## [RECORDS]

★ ★ ★

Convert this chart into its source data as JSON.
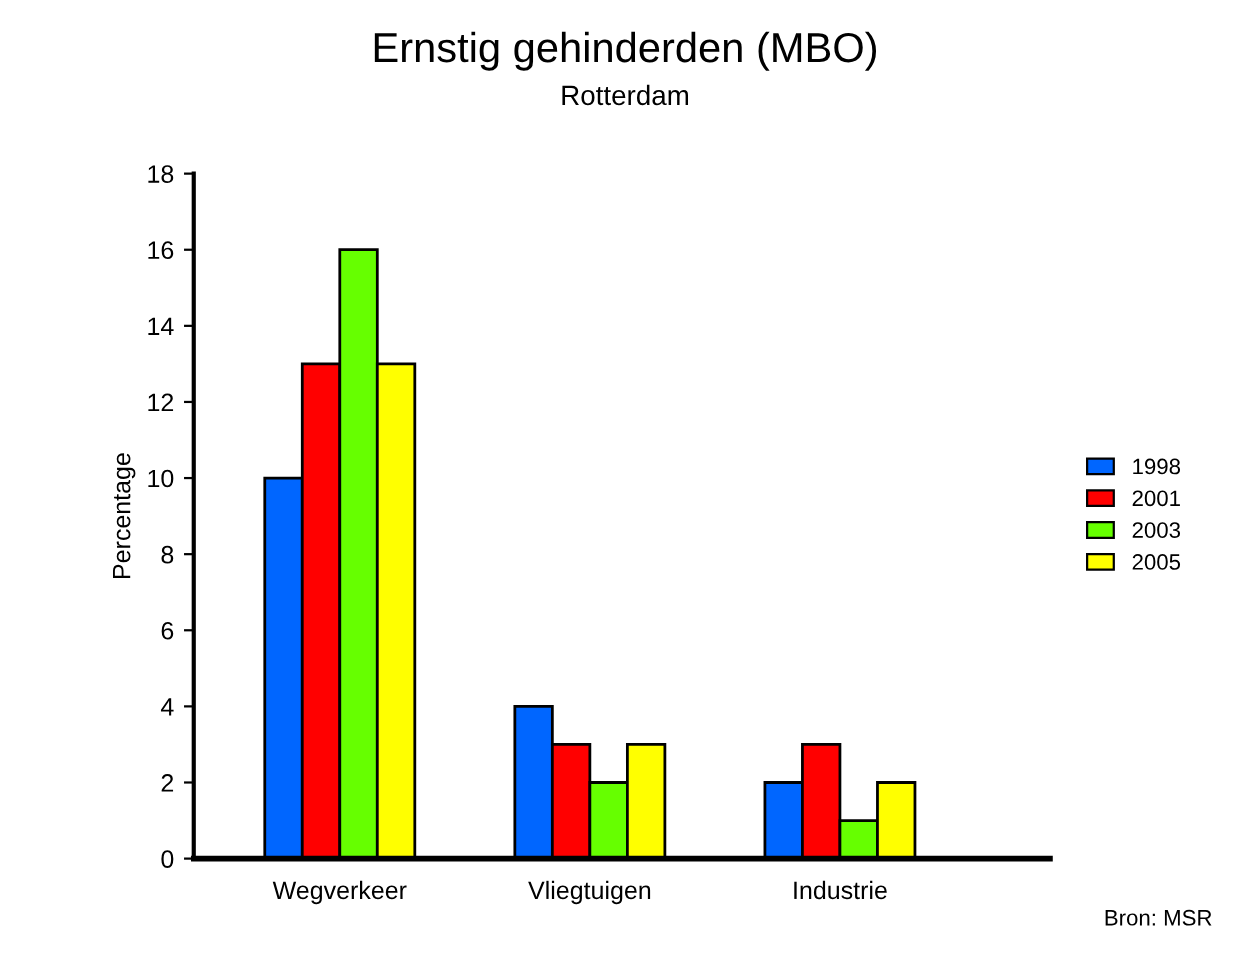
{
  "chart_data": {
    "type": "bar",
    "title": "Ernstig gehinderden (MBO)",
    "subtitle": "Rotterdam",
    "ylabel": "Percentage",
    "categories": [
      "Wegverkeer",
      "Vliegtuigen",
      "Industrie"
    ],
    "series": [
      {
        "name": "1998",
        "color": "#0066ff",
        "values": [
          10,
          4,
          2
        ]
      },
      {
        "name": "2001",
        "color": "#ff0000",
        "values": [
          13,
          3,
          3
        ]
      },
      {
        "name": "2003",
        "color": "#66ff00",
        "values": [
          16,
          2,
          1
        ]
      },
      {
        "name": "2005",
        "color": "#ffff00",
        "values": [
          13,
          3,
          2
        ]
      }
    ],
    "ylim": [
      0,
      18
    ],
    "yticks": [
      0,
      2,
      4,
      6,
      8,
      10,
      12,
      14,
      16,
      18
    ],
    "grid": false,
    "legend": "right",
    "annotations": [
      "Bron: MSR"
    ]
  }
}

★ ★ ★

Pick out and copy the lines of the material that include the word "name".

## [FULL OUTPUT]
        "name": "1998",
        "name": "2001",
        "name": "2003",
        "name": "2005",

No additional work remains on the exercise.